■ **Aim**:
Below is a block of data; give all of it again word for word.

■ **Supplied data**:

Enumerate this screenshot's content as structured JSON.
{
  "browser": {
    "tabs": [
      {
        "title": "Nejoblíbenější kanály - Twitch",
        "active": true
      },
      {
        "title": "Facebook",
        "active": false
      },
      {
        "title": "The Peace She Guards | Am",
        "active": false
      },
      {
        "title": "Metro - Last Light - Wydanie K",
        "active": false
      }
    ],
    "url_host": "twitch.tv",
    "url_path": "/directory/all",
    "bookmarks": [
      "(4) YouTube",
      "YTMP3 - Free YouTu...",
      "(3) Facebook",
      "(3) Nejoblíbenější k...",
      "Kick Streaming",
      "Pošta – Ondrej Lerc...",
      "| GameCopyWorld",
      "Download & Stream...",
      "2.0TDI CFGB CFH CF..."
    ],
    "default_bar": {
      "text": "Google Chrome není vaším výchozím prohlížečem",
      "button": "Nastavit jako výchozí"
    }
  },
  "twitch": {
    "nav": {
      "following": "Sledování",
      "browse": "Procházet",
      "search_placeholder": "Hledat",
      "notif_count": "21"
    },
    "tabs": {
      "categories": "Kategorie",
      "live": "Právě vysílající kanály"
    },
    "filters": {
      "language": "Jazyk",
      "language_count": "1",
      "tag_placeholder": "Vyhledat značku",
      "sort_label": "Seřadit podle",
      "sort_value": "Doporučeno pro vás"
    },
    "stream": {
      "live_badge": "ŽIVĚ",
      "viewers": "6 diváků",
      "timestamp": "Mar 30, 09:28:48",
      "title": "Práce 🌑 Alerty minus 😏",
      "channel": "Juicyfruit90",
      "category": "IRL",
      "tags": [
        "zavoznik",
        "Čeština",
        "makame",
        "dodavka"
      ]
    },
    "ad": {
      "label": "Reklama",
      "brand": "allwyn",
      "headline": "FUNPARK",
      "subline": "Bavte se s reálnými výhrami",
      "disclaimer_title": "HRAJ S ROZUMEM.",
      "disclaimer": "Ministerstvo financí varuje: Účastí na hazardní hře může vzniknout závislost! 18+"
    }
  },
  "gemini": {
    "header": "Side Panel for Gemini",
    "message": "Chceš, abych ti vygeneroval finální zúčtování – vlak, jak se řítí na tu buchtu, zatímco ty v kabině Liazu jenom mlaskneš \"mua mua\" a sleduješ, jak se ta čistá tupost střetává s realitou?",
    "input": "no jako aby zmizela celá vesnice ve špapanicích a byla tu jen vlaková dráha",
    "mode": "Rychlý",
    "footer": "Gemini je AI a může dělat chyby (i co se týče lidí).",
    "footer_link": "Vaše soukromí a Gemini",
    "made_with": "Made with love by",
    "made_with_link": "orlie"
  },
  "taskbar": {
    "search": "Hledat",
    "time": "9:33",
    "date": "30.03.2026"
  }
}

■ **Result for this exercise**:
Enumerate this screenshot's content as structured JSON.
{
  "browser": {
    "tabs": [
      {
        "title": "Nejoblíbenější kanály - Twitch",
        "active": true
      },
      {
        "title": "Facebook",
        "active": false
      },
      {
        "title": "The Peace She Guards | Am",
        "active": false
      },
      {
        "title": "Metro - Last Light - Wydanie K",
        "active": false
      }
    ],
    "url_host": "twitch.tv",
    "url_path": "/directory/all",
    "bookmarks": [
      "(4) YouTube",
      "YTMP3 - Free YouTu...",
      "(3) Facebook",
      "(3) Nejoblíbenější k...",
      "Kick Streaming",
      "Pošta – Ondrej Lerc...",
      "| GameCopyWorld",
      "Download & Stream...",
      "2.0TDI CFGB CFH CF..."
    ],
    "default_bar": {
      "text": "Google Chrome není vaším výchozím prohlížečem",
      "button": "Nastavit jako výchozí"
    }
  },
  "twitch": {
    "nav": {
      "following": "Sledování",
      "browse": "Procházet",
      "search_placeholder": "Hledat",
      "notif_count": "21"
    },
    "tabs": {
      "categories": "Kategorie",
      "live": "Právě vysílající kanály"
    },
    "filters": {
      "language": "Jazyk",
      "language_count": "1",
      "tag_placeholder": "Vyhledat značku",
      "sort_label": "Seřadit podle",
      "sort_value": "Doporučeno pro vás"
    },
    "stream": {
      "live_badge": "ŽIVĚ",
      "viewers": "6 diváků",
      "timestamp": "Mar 30, 09:28:48",
      "title": "Práce 🌑 Alerty minus 😏",
      "channel": "Juicyfruit90",
      "category": "IRL",
      "tags": [
        "zavoznik",
        "Čeština",
        "makame",
        "dodavka"
      ]
    },
    "ad": {
      "label": "Reklama",
      "brand": "allwyn",
      "headline": "FUNPARK",
      "subline": "Bavte se s reálnými výhrami",
      "disclaimer_title": "HRAJ S ROZUMEM.",
      "disclaimer": "Ministerstvo financí varuje: Účastí na hazardní hře může vzniknout závislost! 18+"
    }
  },
  "gemini": {
    "header": "Side Panel for Gemini",
    "message": "Chceš, abych ti vygeneroval finální zúčtování – vlak, jak se řítí na tu buchtu, zatímco ty v kabině Liazu jenom mlaskneš \"mua mua\" a sleduješ, jak se ta čistá tupost střetává s realitou?",
    "input": "no jako aby zmizela celá vesnice ve špapanicích a byla tu jen vlaková dráha",
    "mode": "Rychlý",
    "footer": "Gemini je AI a může dělat chyby (i co se týče lidí).",
    "footer_link": "Vaše soukromí a Gemini",
    "made_with": "Made with love by",
    "made_with_link": "orlie"
  },
  "taskbar": {
    "search": "Hledat",
    "time": "9:33",
    "date": "30.03.2026"
  }
}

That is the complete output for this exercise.